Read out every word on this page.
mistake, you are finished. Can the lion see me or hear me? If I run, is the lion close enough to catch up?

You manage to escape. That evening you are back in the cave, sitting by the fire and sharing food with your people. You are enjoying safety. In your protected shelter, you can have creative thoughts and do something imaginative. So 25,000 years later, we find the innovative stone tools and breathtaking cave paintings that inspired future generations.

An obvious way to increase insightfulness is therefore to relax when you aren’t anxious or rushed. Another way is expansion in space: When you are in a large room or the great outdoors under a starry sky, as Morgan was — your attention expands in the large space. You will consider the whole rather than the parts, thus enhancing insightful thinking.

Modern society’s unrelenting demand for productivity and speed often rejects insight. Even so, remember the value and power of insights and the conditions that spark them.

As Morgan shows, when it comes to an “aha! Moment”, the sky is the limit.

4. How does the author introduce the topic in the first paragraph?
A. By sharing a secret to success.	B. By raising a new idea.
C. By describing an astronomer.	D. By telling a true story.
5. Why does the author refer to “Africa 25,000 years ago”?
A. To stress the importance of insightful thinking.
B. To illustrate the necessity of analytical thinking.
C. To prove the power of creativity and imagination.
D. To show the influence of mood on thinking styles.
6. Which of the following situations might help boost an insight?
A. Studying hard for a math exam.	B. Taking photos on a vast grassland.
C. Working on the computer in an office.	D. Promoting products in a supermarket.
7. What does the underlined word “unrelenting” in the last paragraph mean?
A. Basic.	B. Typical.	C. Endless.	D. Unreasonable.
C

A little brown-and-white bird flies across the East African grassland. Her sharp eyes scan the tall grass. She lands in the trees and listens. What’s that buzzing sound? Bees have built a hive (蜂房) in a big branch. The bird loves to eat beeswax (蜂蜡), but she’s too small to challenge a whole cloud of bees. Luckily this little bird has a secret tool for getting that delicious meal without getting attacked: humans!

What you have to do |
Reproduce all of the data exactly as given.

Reply to the exercise |
Read out every word on this page.
mistake, you are finished. Can the lion see me or hear me? If I run, is the lion close enough to catch up?

You manage to escape. That evening you are back in the cave, sitting by the fire and sharing food with your people. You are enjoying safety. In your protected shelter, you can have creative thoughts and do something imaginative. So 25,000 years later, we find the innovative stone tools and breathtaking cave paintings that inspired future generations.

An obvious way to increase insightfulness is therefore to relax when you aren’t anxious or rushed. Another way is expansion in space: When you are in a large room or the great outdoors under a starry sky, as Morgan was — your attention expands in the large space. You will consider the whole rather than the parts, thus enhancing insightful thinking.

Modern society’s unrelenting demand for productivity and speed often rejects insight. Even so, remember the value and power of insights and the conditions that spark them.

As Morgan shows, when it comes to an “aha! Moment”, the sky is the limit.

4. How does the author introduce the topic in the first paragraph?
A. By sharing a secret to success.	B. By raising a new idea.
C. By describing an astronomer.	D. By telling a true story.
5. Why does the author refer to “Africa 25,000 years ago”?
A. To stress the importance of insightful thinking.
B. To illustrate the necessity of analytical thinking.
C. To prove the power of creativity and imagination.
D. To show the influence of mood on thinking styles.
6. Which of the following situations might help boost an insight?
A. Studying hard for a math exam.	B. Taking photos on a vast grassland.
C. Working on the computer in an office.	D. Promoting products in a supermarket.
7. What does the underlined word “unrelenting” in the last paragraph mean?
A. Basic.	B. Typical.	C. Endless.	D. Unreasonable.
C

A little brown-and-white bird flies across the East African grassland. Her sharp eyes scan the tall grass. She lands in the trees and listens. What’s that buzzing sound? Bees have built a hive (蜂房) in a big branch. The bird loves to eat beeswax (蜂蜡), but she’s too small to challenge a whole cloud of bees. Luckily this little bird has a secret tool for getting that delicious meal without getting attacked: humans!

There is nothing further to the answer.